→ EXCERPTED DATA
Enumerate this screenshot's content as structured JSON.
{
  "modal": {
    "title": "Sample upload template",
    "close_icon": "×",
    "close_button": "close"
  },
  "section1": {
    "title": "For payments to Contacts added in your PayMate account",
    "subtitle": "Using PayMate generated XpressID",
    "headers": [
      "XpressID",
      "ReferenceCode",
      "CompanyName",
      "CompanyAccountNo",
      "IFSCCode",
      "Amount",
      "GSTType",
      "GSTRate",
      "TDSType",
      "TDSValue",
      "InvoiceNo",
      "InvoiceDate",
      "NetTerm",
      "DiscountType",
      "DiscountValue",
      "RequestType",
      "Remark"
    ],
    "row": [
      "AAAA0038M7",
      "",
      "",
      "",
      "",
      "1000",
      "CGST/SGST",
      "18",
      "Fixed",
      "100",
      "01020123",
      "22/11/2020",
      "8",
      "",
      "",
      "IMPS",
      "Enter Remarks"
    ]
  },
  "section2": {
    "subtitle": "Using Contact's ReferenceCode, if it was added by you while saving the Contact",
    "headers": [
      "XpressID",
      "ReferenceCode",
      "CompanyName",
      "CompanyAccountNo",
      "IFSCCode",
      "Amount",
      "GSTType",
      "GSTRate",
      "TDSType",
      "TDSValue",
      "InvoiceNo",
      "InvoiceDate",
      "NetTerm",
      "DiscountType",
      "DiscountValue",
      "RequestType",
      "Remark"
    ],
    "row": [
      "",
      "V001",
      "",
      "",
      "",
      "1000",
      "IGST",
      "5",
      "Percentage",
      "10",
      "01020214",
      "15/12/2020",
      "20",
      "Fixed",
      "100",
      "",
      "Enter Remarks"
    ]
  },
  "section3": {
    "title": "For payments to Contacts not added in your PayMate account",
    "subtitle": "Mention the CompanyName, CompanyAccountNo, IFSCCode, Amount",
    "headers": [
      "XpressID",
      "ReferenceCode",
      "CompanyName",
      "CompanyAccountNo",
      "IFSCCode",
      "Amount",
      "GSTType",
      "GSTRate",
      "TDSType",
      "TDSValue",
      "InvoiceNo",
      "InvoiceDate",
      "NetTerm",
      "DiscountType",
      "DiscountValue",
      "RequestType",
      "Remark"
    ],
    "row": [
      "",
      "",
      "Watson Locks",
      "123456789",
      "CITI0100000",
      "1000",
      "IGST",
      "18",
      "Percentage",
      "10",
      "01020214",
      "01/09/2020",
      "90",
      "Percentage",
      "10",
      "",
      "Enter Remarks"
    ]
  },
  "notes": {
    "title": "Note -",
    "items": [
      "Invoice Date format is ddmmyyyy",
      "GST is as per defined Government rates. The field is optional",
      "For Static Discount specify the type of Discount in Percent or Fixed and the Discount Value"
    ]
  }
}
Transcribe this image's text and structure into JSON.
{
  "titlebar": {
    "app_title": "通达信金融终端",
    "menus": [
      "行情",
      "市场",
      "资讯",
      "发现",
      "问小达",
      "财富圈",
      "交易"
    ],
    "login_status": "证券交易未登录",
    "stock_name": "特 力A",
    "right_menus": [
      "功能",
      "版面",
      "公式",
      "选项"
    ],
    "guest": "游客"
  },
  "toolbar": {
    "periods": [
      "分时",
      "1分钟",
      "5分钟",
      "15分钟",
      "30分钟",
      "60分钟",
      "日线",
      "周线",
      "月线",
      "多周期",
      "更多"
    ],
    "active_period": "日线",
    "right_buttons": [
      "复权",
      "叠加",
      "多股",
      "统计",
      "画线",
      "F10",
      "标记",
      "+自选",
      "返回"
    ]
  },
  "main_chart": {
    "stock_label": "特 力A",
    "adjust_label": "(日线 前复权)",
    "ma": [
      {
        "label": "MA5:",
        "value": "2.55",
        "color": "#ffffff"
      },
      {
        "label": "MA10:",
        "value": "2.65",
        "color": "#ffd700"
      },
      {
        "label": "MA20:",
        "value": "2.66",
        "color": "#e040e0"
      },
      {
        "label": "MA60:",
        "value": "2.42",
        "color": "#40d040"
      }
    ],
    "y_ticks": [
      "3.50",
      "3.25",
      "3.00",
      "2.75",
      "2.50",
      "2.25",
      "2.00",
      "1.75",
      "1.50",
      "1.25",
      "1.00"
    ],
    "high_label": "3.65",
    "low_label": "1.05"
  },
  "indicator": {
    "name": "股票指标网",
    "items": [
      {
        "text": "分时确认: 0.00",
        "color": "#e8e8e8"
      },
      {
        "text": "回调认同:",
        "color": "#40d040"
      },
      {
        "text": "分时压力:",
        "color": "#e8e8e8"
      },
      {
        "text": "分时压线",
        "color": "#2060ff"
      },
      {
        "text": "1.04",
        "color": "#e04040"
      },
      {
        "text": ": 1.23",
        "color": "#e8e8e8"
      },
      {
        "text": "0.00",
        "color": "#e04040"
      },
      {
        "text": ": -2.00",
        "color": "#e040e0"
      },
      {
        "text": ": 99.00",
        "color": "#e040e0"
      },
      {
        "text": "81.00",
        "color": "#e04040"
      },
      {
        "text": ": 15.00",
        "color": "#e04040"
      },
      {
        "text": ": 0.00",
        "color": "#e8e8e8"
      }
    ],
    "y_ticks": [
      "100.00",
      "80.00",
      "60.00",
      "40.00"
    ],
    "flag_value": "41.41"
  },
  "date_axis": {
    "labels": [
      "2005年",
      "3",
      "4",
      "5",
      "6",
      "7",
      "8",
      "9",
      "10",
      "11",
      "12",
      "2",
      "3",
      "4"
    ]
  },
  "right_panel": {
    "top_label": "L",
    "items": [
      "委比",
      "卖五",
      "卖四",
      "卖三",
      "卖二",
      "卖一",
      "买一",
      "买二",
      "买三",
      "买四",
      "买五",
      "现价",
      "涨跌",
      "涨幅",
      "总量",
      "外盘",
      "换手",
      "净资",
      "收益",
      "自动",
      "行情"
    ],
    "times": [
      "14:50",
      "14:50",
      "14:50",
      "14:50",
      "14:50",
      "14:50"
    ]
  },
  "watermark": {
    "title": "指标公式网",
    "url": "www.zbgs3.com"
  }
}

→ THE TASK
Repeat the material in full, exactly as it stands.

→ OUTPUT FOR THIS TASK
Enumerate this screenshot's content as structured JSON.
{
  "modal": {
    "title": "Sample upload template",
    "close_icon": "×",
    "close_button": "close"
  },
  "section1": {
    "title": "For payments to Contacts added in your PayMate account",
    "subtitle": "Using PayMate generated XpressID",
    "headers": [
      "XpressID",
      "ReferenceCode",
      "CompanyName",
      "CompanyAccountNo",
      "IFSCCode",
      "Amount",
      "GSTType",
      "GSTRate",
      "TDSType",
      "TDSValue",
      "InvoiceNo",
      "InvoiceDate",
      "NetTerm",
      "DiscountType",
      "DiscountValue",
      "RequestType",
      "Remark"
    ],
    "row": [
      "AAAA0038M7",
      "",
      "",
      "",
      "",
      "1000",
      "CGST/SGST",
      "18",
      "Fixed",
      "100",
      "01020123",
      "22/11/2020",
      "8",
      "",
      "",
      "IMPS",
      "Enter Remarks"
    ]
  },
  "section2": {
    "subtitle": "Using Contact's ReferenceCode, if it was added by you while saving the Contact",
    "headers": [
      "XpressID",
      "ReferenceCode",
      "CompanyName",
      "CompanyAccountNo",
      "IFSCCode",
      "Amount",
      "GSTType",
      "GSTRate",
      "TDSType",
      "TDSValue",
      "InvoiceNo",
      "InvoiceDate",
      "NetTerm",
      "DiscountType",
      "DiscountValue",
      "RequestType",
      "Remark"
    ],
    "row": [
      "",
      "V001",
      "",
      "",
      "",
      "1000",
      "IGST",
      "5",
      "Percentage",
      "10",
      "01020214",
      "15/12/2020",
      "20",
      "Fixed",
      "100",
      "",
      "Enter Remarks"
    ]
  },
  "section3": {
    "title": "For payments to Contacts not added in your PayMate account",
    "subtitle": "Mention the CompanyName, CompanyAccountNo, IFSCCode, Amount",
    "headers": [
      "XpressID",
      "ReferenceCode",
      "CompanyName",
      "CompanyAccountNo",
      "IFSCCode",
      "Amount",
      "GSTType",
      "GSTRate",
      "TDSType",
      "TDSValue",
      "InvoiceNo",
      "InvoiceDate",
      "NetTerm",
      "DiscountType",
      "DiscountValue",
      "RequestType",
      "Remark"
    ],
    "row": [
      "",
      "",
      "Watson Locks",
      "123456789",
      "CITI0100000",
      "1000",
      "IGST",
      "18",
      "Percentage",
      "10",
      "01020214",
      "01/09/2020",
      "90",
      "Percentage",
      "10",
      "",
      "Enter Remarks"
    ]
  },
  "notes": {
    "title": "Note -",
    "items": [
      "Invoice Date format is ddmmyyyy",
      "GST is as per defined Government rates. The field is optional",
      "For Static Discount specify the type of Discount in Percent or Fixed and the Discount Value"
    ]
  }
}
Transcribe this image's text and structure into JSON.
{
  "titlebar": {
    "app_title": "通达信金融终端",
    "menus": [
      "行情",
      "市场",
      "资讯",
      "发现",
      "问小达",
      "财富圈",
      "交易"
    ],
    "login_status": "证券交易未登录",
    "stock_name": "特 力A",
    "right_menus": [
      "功能",
      "版面",
      "公式",
      "选项"
    ],
    "guest": "游客"
  },
  "toolbar": {
    "periods": [
      "分时",
      "1分钟",
      "5分钟",
      "15分钟",
      "30分钟",
      "60分钟",
      "日线",
      "周线",
      "月线",
      "多周期",
      "更多"
    ],
    "active_period": "日线",
    "right_buttons": [
      "复权",
      "叠加",
      "多股",
      "统计",
      "画线",
      "F10",
      "标记",
      "+自选",
      "返回"
    ]
  },
  "main_chart": {
    "stock_label": "特 力A",
    "adjust_label": "(日线 前复权)",
    "ma": [
      {
        "label": "MA5:",
        "value": "2.55",
        "color": "#ffffff"
      },
      {
        "label": "MA10:",
        "value": "2.65",
        "color": "#ffd700"
      },
      {
        "label": "MA20:",
        "value": "2.66",
        "color": "#e040e0"
      },
      {
        "label": "MA60:",
        "value": "2.42",
        "color": "#40d040"
      }
    ],
    "y_ticks": [
      "3.50",
      "3.25",
      "3.00",
      "2.75",
      "2.50",
      "2.25",
      "2.00",
      "1.75",
      "1.50",
      "1.25",
      "1.00"
    ],
    "high_label": "3.65",
    "low_label": "1.05"
  },
  "indicator": {
    "name": "股票指标网",
    "items": [
      {
        "text": "分时确认: 0.00",
        "color": "#e8e8e8"
      },
      {
        "text": "回调认同:",
        "color": "#40d040"
      },
      {
        "text": "分时压力:",
        "color": "#e8e8e8"
      },
      {
        "text": "分时压线",
        "color": "#2060ff"
      },
      {
        "text": "1.04",
        "color": "#e04040"
      },
      {
        "text": ": 1.23",
        "color": "#e8e8e8"
      },
      {
        "text": "0.00",
        "color": "#e04040"
      },
      {
        "text": ": -2.00",
        "color": "#e040e0"
      },
      {
        "text": ": 99.00",
        "color": "#e040e0"
      },
      {
        "text": "81.00",
        "color": "#e04040"
      },
      {
        "text": ": 15.00",
        "color": "#e04040"
      },
      {
        "text": ": 0.00",
        "color": "#e8e8e8"
      }
    ],
    "y_ticks": [
      "100.00",
      "80.00",
      "60.00",
      "40.00"
    ],
    "flag_value": "41.41"
  },
  "date_axis": {
    "labels": [
      "2005年",
      "3",
      "4",
      "5",
      "6",
      "7",
      "8",
      "9",
      "10",
      "11",
      "12",
      "2",
      "3",
      "4"
    ]
  },
  "right_panel": {
    "top_label": "L",
    "items": [
      "委比",
      "卖五",
      "卖四",
      "卖三",
      "卖二",
      "卖一",
      "买一",
      "买二",
      "买三",
      "买四",
      "买五",
      "现价",
      "涨跌",
      "涨幅",
      "总量",
      "外盘",
      "换手",
      "净资",
      "收益",
      "自动",
      "行情"
    ],
    "times": [
      "14:50",
      "14:50",
      "14:50",
      "14:50",
      "14:50",
      "14:50"
    ]
  },
  "watermark": {
    "title": "指标公式网",
    "url": "www.zbgs3.com"
  }
}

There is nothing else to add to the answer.